*BRIEF*: Where a line contains the word "сведений", copy that line.

━━━━━ DATASET ROWS ━━━━━

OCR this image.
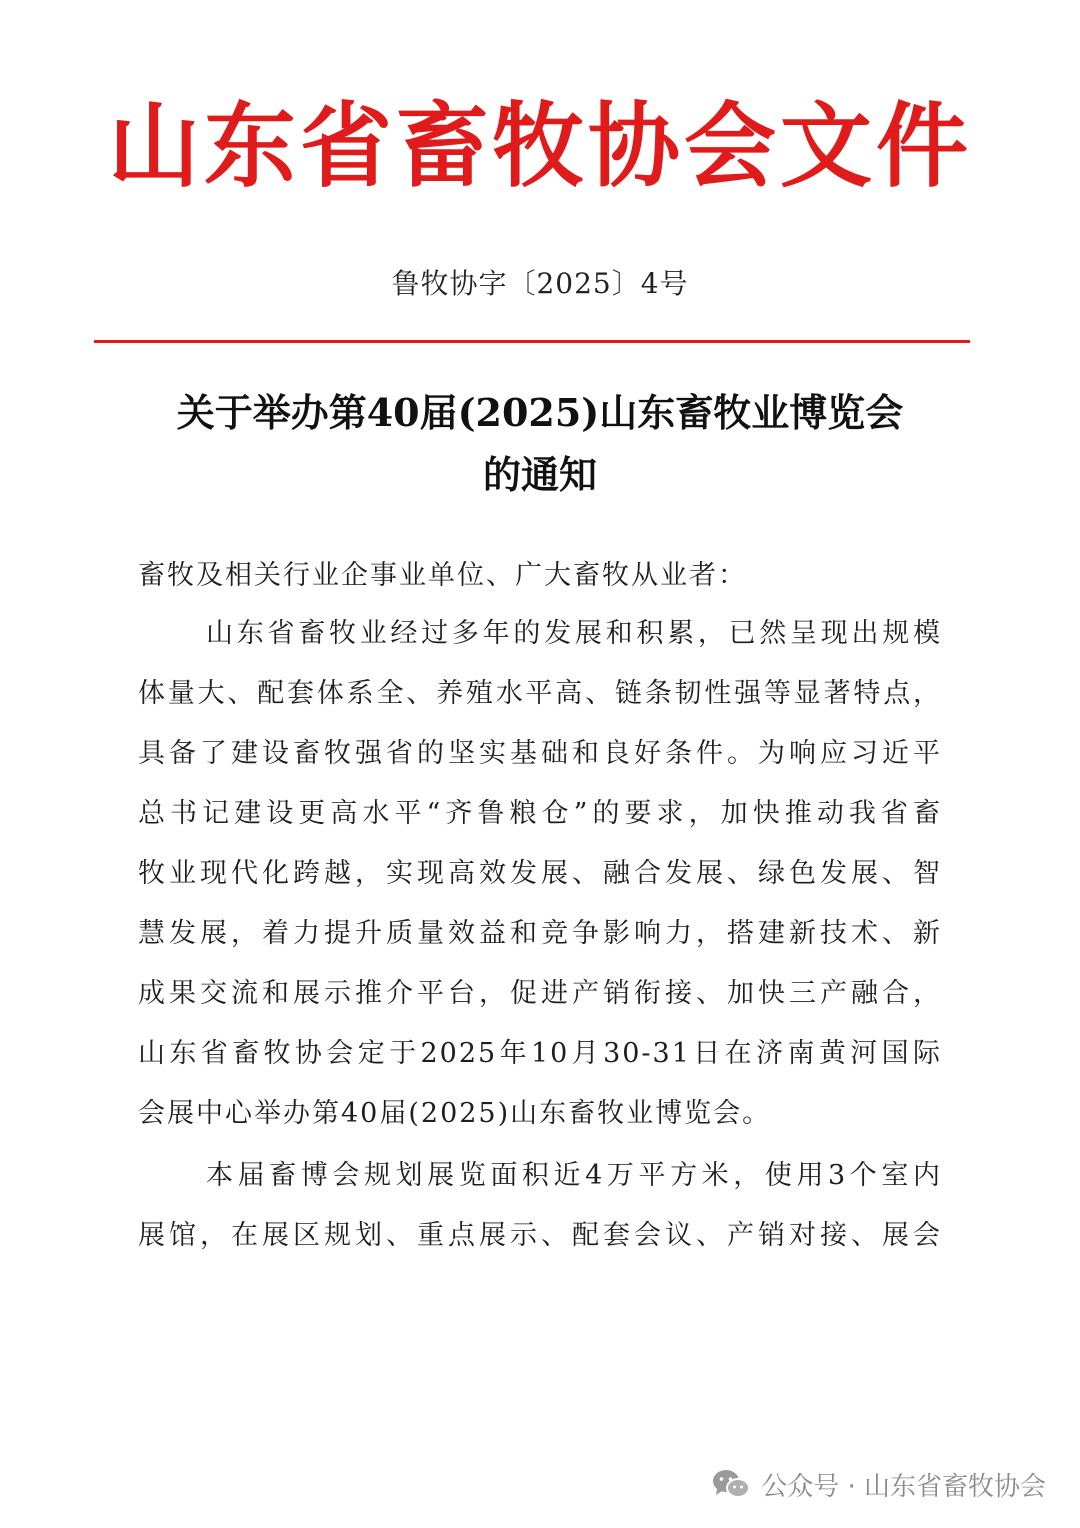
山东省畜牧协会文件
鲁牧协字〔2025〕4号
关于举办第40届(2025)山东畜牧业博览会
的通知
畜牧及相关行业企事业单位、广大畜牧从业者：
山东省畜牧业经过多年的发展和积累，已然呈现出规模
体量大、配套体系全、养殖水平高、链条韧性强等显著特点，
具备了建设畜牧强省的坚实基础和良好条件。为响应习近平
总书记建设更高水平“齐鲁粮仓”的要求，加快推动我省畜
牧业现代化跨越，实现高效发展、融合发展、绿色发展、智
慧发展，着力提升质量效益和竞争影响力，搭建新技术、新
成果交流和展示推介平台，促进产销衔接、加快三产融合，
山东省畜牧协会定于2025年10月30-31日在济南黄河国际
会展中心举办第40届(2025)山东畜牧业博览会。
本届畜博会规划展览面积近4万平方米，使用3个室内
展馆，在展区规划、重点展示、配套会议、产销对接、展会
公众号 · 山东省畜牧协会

━━━━━
━━━━━ DATASET ROWS ━━━━━

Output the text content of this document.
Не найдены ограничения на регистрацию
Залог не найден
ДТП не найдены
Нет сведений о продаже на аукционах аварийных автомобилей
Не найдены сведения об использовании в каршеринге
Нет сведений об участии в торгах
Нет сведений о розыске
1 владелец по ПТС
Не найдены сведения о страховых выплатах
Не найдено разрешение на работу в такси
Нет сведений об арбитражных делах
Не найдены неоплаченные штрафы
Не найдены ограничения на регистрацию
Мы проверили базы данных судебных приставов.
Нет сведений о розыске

━━━━━
━━━━━ DATASET ROWS ━━━━━

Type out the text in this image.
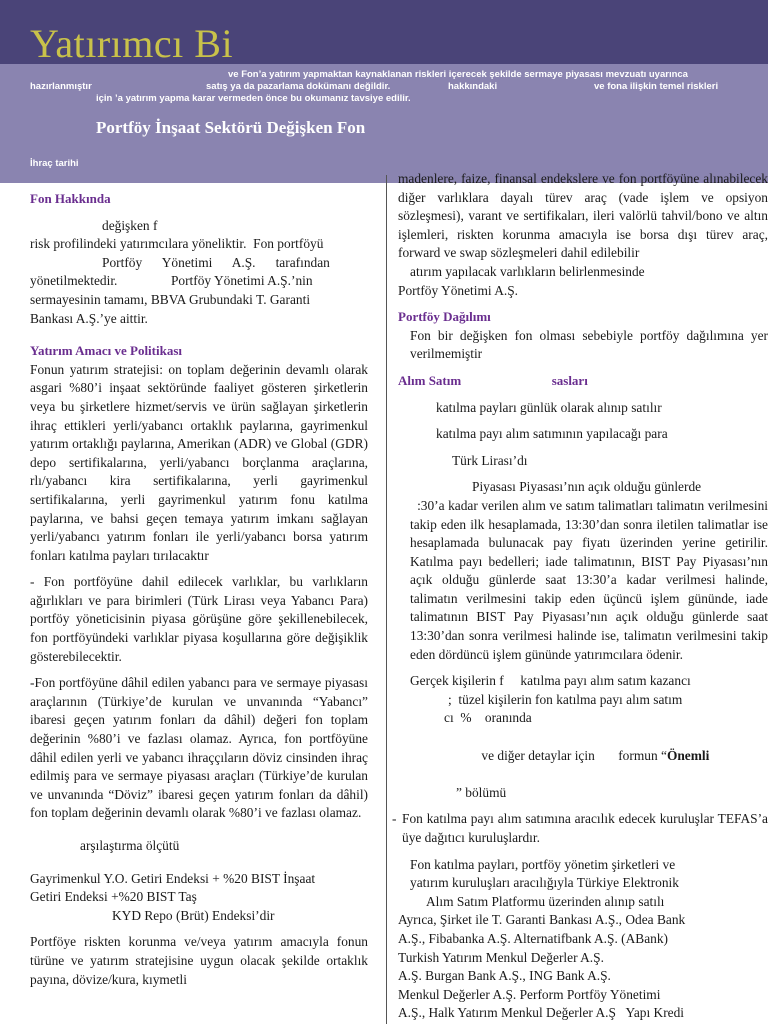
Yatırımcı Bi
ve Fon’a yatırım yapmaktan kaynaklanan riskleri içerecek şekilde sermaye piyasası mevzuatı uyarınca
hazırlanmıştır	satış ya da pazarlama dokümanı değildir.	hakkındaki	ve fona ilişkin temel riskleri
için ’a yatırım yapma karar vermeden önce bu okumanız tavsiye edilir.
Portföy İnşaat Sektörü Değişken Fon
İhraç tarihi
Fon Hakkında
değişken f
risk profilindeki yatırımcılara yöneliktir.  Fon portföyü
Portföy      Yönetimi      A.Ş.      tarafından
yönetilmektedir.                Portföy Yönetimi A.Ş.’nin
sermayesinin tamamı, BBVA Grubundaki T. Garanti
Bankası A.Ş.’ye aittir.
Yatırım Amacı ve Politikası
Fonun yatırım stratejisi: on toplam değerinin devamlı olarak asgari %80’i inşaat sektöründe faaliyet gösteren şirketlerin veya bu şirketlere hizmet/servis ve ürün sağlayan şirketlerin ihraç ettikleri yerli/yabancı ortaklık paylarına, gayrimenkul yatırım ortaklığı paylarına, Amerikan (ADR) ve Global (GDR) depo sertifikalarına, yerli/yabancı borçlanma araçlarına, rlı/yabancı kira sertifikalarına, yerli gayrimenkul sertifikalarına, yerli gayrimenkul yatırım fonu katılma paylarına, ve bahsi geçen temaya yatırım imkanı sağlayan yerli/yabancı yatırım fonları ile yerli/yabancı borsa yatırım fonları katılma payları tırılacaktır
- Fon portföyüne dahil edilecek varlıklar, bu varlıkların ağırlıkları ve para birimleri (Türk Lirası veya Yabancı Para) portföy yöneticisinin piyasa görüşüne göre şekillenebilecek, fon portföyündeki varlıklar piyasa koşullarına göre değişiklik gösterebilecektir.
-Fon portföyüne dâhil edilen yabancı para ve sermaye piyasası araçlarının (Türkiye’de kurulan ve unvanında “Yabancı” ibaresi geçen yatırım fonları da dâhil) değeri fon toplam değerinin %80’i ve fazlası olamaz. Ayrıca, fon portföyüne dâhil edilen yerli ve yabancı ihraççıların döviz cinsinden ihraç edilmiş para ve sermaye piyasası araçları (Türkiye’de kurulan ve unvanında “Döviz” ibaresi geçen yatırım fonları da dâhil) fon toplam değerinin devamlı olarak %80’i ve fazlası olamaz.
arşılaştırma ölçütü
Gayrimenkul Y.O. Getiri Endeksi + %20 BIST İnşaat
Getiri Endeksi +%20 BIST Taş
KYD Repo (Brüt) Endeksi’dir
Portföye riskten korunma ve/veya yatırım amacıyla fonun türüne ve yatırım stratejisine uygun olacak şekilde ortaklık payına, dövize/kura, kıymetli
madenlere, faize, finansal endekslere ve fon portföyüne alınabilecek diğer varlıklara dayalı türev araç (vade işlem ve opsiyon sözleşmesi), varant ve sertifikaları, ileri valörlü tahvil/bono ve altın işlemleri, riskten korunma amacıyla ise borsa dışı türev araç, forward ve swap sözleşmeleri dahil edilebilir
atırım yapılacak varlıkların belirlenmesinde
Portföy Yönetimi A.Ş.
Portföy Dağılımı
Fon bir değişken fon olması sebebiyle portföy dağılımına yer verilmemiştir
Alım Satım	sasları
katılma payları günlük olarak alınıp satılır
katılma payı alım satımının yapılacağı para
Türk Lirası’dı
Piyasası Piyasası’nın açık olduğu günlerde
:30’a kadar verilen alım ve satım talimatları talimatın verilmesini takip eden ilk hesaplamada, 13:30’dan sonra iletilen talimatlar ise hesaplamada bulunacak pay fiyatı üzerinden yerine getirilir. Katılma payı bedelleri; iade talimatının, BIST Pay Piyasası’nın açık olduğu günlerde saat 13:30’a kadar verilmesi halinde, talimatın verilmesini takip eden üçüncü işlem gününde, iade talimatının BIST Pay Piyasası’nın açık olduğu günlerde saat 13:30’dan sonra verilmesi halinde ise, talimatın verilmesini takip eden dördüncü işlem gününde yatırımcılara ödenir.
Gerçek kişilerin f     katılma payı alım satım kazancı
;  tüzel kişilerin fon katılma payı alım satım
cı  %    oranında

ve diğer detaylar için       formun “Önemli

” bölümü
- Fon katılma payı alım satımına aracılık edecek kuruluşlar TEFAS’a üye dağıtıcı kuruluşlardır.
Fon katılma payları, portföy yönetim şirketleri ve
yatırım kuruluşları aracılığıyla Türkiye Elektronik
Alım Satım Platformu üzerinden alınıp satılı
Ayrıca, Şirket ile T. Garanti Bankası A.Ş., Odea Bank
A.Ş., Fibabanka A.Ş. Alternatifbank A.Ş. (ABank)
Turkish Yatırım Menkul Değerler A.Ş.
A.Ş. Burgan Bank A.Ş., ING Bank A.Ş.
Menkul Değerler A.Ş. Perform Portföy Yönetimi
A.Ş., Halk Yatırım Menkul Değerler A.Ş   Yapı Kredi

━━━━━

*RESPONSE TO THIS EXERCISE*:
Нет сведений о продаже на аукционах аварийных автомобилей
Нет сведений об участии в торгах
Нет сведений о розыске
Нет сведений об арбитражных делах
Нет сведений о розыске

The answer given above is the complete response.